- Given request
Reproduce each line of the material precisely.

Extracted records
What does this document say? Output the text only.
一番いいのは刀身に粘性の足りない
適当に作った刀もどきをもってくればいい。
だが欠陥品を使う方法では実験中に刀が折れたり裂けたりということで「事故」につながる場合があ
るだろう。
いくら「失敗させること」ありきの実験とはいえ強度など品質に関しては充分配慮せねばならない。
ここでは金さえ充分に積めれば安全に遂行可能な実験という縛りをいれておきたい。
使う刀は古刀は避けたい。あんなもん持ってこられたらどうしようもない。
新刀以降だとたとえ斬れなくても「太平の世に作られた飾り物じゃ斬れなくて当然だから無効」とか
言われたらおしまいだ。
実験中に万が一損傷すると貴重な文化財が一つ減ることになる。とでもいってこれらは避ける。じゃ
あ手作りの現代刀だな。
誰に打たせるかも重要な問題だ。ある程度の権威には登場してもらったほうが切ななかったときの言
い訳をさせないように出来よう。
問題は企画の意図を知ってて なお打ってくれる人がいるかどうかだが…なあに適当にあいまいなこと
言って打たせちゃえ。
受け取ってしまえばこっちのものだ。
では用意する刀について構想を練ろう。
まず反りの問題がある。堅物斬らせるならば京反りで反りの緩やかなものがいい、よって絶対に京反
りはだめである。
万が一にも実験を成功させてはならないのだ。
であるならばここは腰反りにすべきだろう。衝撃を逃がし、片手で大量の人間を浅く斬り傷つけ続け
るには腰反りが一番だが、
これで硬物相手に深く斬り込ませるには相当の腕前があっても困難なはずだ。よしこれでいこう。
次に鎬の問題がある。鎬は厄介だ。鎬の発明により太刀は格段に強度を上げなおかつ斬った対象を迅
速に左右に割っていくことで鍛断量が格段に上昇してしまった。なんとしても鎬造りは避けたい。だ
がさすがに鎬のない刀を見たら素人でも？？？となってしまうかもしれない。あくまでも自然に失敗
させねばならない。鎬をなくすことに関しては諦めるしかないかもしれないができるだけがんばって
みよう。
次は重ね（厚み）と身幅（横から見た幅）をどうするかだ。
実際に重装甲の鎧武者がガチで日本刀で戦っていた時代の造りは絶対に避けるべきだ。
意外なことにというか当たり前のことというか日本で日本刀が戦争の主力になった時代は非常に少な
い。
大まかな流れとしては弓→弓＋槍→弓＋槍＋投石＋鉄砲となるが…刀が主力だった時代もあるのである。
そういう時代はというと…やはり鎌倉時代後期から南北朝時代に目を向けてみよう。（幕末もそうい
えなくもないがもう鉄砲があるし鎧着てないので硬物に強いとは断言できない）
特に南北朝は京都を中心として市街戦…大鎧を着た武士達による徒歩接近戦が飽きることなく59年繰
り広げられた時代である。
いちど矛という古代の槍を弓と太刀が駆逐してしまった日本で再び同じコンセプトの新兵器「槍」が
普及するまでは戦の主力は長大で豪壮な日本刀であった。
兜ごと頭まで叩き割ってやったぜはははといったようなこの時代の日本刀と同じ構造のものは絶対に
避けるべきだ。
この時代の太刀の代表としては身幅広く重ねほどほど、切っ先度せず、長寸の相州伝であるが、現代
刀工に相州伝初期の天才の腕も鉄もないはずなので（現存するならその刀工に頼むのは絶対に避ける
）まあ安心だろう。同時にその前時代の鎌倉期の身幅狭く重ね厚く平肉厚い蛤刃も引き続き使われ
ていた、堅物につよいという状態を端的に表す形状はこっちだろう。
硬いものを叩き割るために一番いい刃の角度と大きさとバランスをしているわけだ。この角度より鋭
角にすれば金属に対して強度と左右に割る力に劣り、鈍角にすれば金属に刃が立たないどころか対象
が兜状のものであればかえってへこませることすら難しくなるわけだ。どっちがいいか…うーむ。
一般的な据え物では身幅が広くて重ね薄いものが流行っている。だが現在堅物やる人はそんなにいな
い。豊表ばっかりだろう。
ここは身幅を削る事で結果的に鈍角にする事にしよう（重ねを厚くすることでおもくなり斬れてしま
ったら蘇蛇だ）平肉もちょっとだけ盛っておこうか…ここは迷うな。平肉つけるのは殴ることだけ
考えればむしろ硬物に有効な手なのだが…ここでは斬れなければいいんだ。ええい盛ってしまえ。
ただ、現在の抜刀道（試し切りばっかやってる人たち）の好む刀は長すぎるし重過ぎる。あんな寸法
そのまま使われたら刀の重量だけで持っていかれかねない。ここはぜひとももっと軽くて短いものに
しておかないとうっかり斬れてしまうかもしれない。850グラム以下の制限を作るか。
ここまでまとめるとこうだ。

- Complete response
What does this document say? Output the text only.
一番いいのは刀身に粘性の足りない
適当に作った刀もどきをもってくればいい。
だが欠陥品を使う方法では実験中に刀が折れたり裂けたりということで「事故」につながる場合があ
るだろう。
いくら「失敗させること」ありきの実験とはいえ強度など品質に関しては充分配慮せねばならない。
ここでは金さえ充分に積めれば安全に遂行可能な実験という縛りをいれておきたい。
使う刀は古刀は避けたい。あんなもん持ってこられたらどうしようもない。
新刀以降だとたとえ斬れなくても「太平の世に作られた飾り物じゃ斬れなくて当然だから無効」とか
言われたらおしまいだ。
実験中に万が一損傷すると貴重な文化財が一つ減ることになる。とでもいってこれらは避ける。じゃ
あ手作りの現代刀だな。
誰に打たせるかも重要な問題だ。ある程度の権威には登場してもらったほうが切ななかったときの言
い訳をさせないように出来よう。
問題は企画の意図を知ってて なお打ってくれる人がいるかどうかだが…なあに適当にあいまいなこと
言って打たせちゃえ。
受け取ってしまえばこっちのものだ。
では用意する刀について構想を練ろう。
まず反りの問題がある。堅物斬らせるならば京反りで反りの緩やかなものがいい、よって絶対に京反
りはだめである。
万が一にも実験を成功させてはならないのだ。
であるならばここは腰反りにすべきだろう。衝撃を逃がし、片手で大量の人間を浅く斬り傷つけ続け
るには腰反りが一番だが、
これで硬物相手に深く斬り込ませるには相当の腕前があっても困難なはずだ。よしこれでいこう。
次に鎬の問題がある。鎬は厄介だ。鎬の発明により太刀は格段に強度を上げなおかつ斬った対象を迅
速に左右に割っていくことで鍛断量が格段に上昇してしまった。なんとしても鎬造りは避けたい。だ
がさすがに鎬のない刀を見たら素人でも？？？となってしまうかもしれない。あくまでも自然に失敗
させねばならない。鎬をなくすことに関しては諦めるしかないかもしれないができるだけがんばって
みよう。
次は重ね（厚み）と身幅（横から見た幅）をどうするかだ。
実際に重装甲の鎧武者がガチで日本刀で戦っていた時代の造りは絶対に避けるべきだ。
意外なことにというか当たり前のことというか日本で日本刀が戦争の主力になった時代は非常に少な
い。
大まかな流れとしては弓→弓＋槍→弓＋槍＋投石＋鉄砲となるが…刀が主力だった時代もあるのである。
そういう時代はというと…やはり鎌倉時代後期から南北朝時代に目を向けてみよう。（幕末もそうい
えなくもないがもう鉄砲があるし鎧着てないので硬物に強いとは断言できない）
特に南北朝は京都を中心として市街戦…大鎧を着た武士達による徒歩接近戦が飽きることなく59年繰
り広げられた時代である。
いちど矛という古代の槍を弓と太刀が駆逐してしまった日本で再び同じコンセプトの新兵器「槍」が
普及するまでは戦の主力は長大で豪壮な日本刀であった。
兜ごと頭まで叩き割ってやったぜはははといったようなこの時代の日本刀と同じ構造のものは絶対に
避けるべきだ。
この時代の太刀の代表としては身幅広く重ねほどほど、切っ先度せず、長寸の相州伝であるが、現代
刀工に相州伝初期の天才の腕も鉄もないはずなので（現存するならその刀工に頼むのは絶対に避ける
）まあ安心だろう。同時にその前時代の鎌倉期の身幅狭く重ね厚く平肉厚い蛤刃も引き続き使われ
ていた、堅物につよいという状態を端的に表す形状はこっちだろう。
硬いものを叩き割るために一番いい刃の角度と大きさとバランスをしているわけだ。この角度より鋭
角にすれば金属に対して強度と左右に割る力に劣り、鈍角にすれば金属に刃が立たないどころか対象
が兜状のものであればかえってへこませることすら難しくなるわけだ。どっちがいいか…うーむ。
一般的な据え物では身幅が広くて重ね薄いものが流行っている。だが現在堅物やる人はそんなにいな
い。豊表ばっかりだろう。
ここは身幅を削る事で結果的に鈍角にする事にしよう（重ねを厚くすることでおもくなり斬れてしま
ったら蘇蛇だ）平肉もちょっとだけ盛っておこうか…ここは迷うな。平肉つけるのは殴ることだけ
考えればむしろ硬物に有効な手なのだが…ここでは斬れなければいいんだ。ええい盛ってしまえ。
ただ、現在の抜刀道（試し切りばっかやってる人たち）の好む刀は長すぎるし重過ぎる。あんな寸法
そのまま使われたら刀の重量だけで持っていかれかねない。ここはぜひとももっと軽くて短いものに
しておかないとうっかり斬れてしまうかもしれない。850グラム以下の制限を作るか。
ここまでまとめるとこうだ。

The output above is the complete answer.